→ **SUPPLIED INFORMATION**:
================================
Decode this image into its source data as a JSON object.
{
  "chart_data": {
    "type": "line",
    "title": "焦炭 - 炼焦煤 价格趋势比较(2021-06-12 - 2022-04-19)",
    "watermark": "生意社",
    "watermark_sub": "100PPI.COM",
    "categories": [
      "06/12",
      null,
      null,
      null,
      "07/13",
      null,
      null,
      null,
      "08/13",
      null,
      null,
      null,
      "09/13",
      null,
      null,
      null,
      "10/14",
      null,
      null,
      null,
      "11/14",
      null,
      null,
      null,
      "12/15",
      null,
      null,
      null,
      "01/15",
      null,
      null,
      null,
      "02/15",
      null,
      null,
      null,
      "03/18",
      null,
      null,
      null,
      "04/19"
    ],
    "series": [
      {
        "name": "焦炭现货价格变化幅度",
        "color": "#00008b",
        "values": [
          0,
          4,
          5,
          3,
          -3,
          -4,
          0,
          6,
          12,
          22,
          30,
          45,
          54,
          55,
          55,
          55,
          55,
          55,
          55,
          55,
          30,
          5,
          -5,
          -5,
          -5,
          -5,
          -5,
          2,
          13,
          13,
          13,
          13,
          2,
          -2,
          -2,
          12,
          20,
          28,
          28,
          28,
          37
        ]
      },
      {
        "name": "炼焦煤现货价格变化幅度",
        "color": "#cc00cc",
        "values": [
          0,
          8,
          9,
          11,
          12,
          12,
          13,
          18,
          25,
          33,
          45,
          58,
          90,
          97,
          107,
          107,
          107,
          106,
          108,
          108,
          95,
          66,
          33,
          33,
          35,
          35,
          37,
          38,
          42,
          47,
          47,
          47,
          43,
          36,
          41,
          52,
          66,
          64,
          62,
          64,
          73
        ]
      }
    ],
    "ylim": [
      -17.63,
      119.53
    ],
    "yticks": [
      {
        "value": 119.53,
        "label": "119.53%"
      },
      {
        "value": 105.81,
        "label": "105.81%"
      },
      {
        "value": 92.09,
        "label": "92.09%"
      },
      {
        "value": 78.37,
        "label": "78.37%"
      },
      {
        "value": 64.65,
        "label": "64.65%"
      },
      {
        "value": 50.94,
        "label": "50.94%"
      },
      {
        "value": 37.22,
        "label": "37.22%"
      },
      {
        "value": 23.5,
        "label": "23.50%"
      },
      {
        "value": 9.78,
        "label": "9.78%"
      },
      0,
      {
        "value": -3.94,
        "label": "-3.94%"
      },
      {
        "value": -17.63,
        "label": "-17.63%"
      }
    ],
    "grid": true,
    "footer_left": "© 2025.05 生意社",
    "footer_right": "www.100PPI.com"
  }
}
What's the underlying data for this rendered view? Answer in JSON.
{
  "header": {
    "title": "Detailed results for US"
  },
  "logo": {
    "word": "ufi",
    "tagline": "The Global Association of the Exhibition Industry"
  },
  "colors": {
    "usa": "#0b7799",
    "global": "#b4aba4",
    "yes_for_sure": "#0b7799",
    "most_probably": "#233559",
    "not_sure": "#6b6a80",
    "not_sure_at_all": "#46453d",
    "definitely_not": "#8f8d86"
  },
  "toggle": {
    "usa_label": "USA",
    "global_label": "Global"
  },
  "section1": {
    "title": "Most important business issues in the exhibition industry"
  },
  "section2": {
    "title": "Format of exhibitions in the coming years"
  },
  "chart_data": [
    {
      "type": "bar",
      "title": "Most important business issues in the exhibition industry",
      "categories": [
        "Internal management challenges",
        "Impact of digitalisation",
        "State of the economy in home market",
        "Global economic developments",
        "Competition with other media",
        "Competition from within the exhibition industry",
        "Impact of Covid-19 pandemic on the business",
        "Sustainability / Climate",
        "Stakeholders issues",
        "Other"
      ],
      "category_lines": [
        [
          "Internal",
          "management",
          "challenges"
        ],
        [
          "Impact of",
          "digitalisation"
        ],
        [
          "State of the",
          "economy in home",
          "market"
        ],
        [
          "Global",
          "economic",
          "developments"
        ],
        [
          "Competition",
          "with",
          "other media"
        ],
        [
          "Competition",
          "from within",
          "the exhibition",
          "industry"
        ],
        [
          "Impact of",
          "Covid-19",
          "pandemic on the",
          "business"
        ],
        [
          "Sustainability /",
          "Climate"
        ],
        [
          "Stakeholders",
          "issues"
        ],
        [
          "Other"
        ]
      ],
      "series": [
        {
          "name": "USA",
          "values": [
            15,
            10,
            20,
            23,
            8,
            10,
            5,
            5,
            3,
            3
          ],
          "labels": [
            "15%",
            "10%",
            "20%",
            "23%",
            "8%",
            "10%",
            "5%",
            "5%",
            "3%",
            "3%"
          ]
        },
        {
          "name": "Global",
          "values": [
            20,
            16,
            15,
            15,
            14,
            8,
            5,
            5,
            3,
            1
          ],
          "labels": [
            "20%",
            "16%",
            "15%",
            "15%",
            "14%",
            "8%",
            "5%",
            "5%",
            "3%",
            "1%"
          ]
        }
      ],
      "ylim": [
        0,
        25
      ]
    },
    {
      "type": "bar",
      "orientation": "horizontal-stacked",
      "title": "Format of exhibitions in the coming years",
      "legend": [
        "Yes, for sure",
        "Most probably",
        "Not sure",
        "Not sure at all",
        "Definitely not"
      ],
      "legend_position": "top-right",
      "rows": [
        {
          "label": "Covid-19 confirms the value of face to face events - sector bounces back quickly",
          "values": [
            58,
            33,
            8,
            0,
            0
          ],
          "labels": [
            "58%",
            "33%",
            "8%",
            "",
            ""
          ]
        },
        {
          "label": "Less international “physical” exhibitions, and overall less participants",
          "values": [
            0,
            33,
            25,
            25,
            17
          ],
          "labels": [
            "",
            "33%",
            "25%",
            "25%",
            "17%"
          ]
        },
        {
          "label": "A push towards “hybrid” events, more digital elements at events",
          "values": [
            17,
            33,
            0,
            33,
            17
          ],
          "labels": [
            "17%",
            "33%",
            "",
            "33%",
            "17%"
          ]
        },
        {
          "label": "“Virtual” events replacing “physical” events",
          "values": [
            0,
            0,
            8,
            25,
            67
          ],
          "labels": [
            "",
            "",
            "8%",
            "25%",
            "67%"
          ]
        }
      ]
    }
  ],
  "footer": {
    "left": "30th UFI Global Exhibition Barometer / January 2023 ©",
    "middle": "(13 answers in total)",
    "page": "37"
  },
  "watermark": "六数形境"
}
================================
→ **TASK TO CARRY OUT**: Look through the entries above and report each line where the string "Stakeholders" occurs.

→ **SOLUTION FOR THIS TASK**:
        "Stakeholders issues",
          "Stakeholders",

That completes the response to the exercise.